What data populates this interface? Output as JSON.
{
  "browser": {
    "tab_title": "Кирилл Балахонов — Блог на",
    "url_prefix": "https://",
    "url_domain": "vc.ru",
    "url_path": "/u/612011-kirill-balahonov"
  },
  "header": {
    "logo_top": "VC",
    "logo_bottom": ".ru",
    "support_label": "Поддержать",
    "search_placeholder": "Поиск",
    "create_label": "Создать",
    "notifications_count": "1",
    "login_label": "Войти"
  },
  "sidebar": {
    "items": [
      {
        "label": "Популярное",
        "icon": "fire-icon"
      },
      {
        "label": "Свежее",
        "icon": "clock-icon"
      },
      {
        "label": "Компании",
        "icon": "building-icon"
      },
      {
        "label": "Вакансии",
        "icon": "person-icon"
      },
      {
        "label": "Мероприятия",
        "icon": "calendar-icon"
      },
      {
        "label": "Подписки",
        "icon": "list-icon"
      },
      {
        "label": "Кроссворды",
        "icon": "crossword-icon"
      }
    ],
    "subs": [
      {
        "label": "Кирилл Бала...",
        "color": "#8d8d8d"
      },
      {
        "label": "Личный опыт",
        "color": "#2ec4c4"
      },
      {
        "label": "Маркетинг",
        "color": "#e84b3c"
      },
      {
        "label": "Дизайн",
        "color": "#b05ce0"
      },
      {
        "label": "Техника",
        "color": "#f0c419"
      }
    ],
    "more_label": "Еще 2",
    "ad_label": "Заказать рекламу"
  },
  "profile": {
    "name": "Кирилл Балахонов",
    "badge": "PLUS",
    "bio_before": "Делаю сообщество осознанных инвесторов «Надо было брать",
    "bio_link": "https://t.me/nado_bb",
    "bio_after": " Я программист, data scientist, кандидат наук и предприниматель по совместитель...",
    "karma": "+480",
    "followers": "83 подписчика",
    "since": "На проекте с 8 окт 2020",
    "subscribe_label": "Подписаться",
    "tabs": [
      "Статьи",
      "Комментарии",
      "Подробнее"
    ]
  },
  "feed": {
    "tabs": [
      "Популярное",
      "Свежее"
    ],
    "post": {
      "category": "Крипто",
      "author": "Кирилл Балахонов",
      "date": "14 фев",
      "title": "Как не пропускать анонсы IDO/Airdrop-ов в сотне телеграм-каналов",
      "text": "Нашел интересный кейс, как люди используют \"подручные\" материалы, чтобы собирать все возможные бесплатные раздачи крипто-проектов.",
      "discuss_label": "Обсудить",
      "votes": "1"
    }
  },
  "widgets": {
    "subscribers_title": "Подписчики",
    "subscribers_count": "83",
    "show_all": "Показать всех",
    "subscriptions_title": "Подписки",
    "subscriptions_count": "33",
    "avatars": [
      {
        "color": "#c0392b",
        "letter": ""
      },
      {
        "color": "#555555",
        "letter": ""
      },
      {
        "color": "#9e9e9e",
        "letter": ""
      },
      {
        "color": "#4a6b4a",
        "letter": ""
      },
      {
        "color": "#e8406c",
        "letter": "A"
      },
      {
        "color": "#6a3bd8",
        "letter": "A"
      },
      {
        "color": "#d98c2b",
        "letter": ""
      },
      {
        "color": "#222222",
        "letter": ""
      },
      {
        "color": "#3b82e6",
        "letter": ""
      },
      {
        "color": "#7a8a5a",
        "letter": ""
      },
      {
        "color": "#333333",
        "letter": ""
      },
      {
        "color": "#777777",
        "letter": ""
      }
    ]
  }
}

EXERCISE BRIEF: Every record above should be copied exactly.

TASK RESULT:
What data populates this interface? Output as JSON.
{
  "browser": {
    "tab_title": "Кирилл Балахонов — Блог на",
    "url_prefix": "https://",
    "url_domain": "vc.ru",
    "url_path": "/u/612011-kirill-balahonov"
  },
  "header": {
    "logo_top": "VC",
    "logo_bottom": ".ru",
    "support_label": "Поддержать",
    "search_placeholder": "Поиск",
    "create_label": "Создать",
    "notifications_count": "1",
    "login_label": "Войти"
  },
  "sidebar": {
    "items": [
      {
        "label": "Популярное",
        "icon": "fire-icon"
      },
      {
        "label": "Свежее",
        "icon": "clock-icon"
      },
      {
        "label": "Компании",
        "icon": "building-icon"
      },
      {
        "label": "Вакансии",
        "icon": "person-icon"
      },
      {
        "label": "Мероприятия",
        "icon": "calendar-icon"
      },
      {
        "label": "Подписки",
        "icon": "list-icon"
      },
      {
        "label": "Кроссворды",
        "icon": "crossword-icon"
      }
    ],
    "subs": [
      {
        "label": "Кирилл Бала...",
        "color": "#8d8d8d"
      },
      {
        "label": "Личный опыт",
        "color": "#2ec4c4"
      },
      {
        "label": "Маркетинг",
        "color": "#e84b3c"
      },
      {
        "label": "Дизайн",
        "color": "#b05ce0"
      },
      {
        "label": "Техника",
        "color": "#f0c419"
      }
    ],
    "more_label": "Еще 2",
    "ad_label": "Заказать рекламу"
  },
  "profile": {
    "name": "Кирилл Балахонов",
    "badge": "PLUS",
    "bio_before": "Делаю сообщество осознанных инвесторов «Надо было брать",
    "bio_link": "https://t.me/nado_bb",
    "bio_after": " Я программист, data scientist, кандидат наук и предприниматель по совместитель...",
    "karma": "+480",
    "followers": "83 подписчика",
    "since": "На проекте с 8 окт 2020",
    "subscribe_label": "Подписаться",
    "tabs": [
      "Статьи",
      "Комментарии",
      "Подробнее"
    ]
  },
  "feed": {
    "tabs": [
      "Популярное",
      "Свежее"
    ],
    "post": {
      "category": "Крипто",
      "author": "Кирилл Балахонов",
      "date": "14 фев",
      "title": "Как не пропускать анонсы IDO/Airdrop-ов в сотне телеграм-каналов",
      "text": "Нашел интересный кейс, как люди используют \"подручные\" материалы, чтобы собирать все возможные бесплатные раздачи крипто-проектов.",
      "discuss_label": "Обсудить",
      "votes": "1"
    }
  },
  "widgets": {
    "subscribers_title": "Подписчики",
    "subscribers_count": "83",
    "show_all": "Показать всех",
    "subscriptions_title": "Подписки",
    "subscriptions_count": "33",
    "avatars": [
      {
        "color": "#c0392b",
        "letter": ""
      },
      {
        "color": "#555555",
        "letter": ""
      },
      {
        "color": "#9e9e9e",
        "letter": ""
      },
      {
        "color": "#4a6b4a",
        "letter": ""
      },
      {
        "color": "#e8406c",
        "letter": "A"
      },
      {
        "color": "#6a3bd8",
        "letter": "A"
      },
      {
        "color": "#d98c2b",
        "letter": ""
      },
      {
        "color": "#222222",
        "letter": ""
      },
      {
        "color": "#3b82e6",
        "letter": ""
      },
      {
        "color": "#7a8a5a",
        "letter": ""
      },
      {
        "color": "#333333",
        "letter": ""
      },
      {
        "color": "#777777",
        "letter": ""
      }
    ]
  }
}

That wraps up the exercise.